Exercise details ->
Reproduce the listing verbatim, from its opening line through the line that contains "The top support member 22 is at (435, 248).". Stop after that line.
==== The records
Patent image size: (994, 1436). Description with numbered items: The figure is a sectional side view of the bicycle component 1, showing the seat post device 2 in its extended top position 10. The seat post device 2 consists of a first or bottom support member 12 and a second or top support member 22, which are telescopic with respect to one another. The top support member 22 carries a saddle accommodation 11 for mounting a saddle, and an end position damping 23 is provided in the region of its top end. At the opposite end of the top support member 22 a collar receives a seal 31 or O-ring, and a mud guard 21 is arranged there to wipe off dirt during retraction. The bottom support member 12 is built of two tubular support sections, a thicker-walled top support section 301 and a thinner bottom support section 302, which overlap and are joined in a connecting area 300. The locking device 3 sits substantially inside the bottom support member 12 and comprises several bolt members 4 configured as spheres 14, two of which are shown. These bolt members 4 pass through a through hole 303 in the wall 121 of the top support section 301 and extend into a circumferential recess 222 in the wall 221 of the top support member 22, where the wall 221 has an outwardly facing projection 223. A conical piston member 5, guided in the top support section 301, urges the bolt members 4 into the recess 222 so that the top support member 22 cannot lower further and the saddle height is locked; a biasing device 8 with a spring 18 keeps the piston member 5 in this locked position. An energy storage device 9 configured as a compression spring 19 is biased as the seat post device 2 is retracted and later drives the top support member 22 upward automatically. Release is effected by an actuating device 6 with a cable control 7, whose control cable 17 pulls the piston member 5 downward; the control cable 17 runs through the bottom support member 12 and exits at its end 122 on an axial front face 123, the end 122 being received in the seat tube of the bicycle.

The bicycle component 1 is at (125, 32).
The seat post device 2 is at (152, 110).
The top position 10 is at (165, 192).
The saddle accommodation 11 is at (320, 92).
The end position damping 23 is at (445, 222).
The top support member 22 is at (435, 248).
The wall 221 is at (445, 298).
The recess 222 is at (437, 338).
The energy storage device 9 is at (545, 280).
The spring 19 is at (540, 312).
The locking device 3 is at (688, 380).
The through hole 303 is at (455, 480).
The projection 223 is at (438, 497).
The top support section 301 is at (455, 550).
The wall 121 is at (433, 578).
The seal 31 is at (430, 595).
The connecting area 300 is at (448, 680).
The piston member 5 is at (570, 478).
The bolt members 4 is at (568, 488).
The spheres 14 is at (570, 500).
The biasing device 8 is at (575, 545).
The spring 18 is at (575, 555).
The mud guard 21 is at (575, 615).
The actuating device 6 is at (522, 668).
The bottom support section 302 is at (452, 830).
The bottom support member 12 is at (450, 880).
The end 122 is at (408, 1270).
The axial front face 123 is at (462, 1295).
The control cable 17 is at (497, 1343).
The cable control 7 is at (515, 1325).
========
The result ->
Patent image size: (994, 1436). Description with numbered items: The figure is a sectional side view of the bicycle component 1, showing the seat post device 2 in its extended top position 10. The seat post device 2 consists of a first or bottom support member 12 and a second or top support member 22, which are telescopic with respect to one another. The top support member 22 carries a saddle accommodation 11 for mounting a saddle, and an end position damping 23 is provided in the region of its top end. At the opposite end of the top support member 22 a collar receives a seal 31 or O-ring, and a mud guard 21 is arranged there to wipe off dirt during retraction. The bottom support member 12 is built of two tubular support sections, a thicker-walled top support section 301 and a thinner bottom support section 302, which overlap and are joined in a connecting area 300. The locking device 3 sits substantially inside the bottom support member 12 and comprises several bolt members 4 configured as spheres 14, two of which are shown. These bolt members 4 pass through a through hole 303 in the wall 121 of the top support section 301 and extend into a circumferential recess 222 in the wall 221 of the top support member 22, where the wall 221 has an outwardly facing projection 223. A conical piston member 5, guided in the top support section 301, urges the bolt members 4 into the recess 222 so that the top support member 22 cannot lower further and the saddle height is locked; a biasing device 8 with a spring 18 keeps the piston member 5 in this locked position. An energy storage device 9 configured as a compression spring 19 is biased as the seat post device 2 is retracted and later drives the top support member 22 upward automatically. Release is effected by an actuating device 6 with a cable control 7, whose control cable 17 pulls the piston member 5 downward; the control cable 17 runs through the bottom support member 12 and exits at its end 122 on an axial front face 123, the end 122 being received in the seat tube of the bicycle.

The bicycle component 1 is at (125, 32).
The seat post device 2 is at (152, 110).
The top position 10 is at (165, 192).
The saddle accommodation 11 is at (320, 92).
The end position damping 23 is at (445, 222).
The top support member 22 is at (435, 248).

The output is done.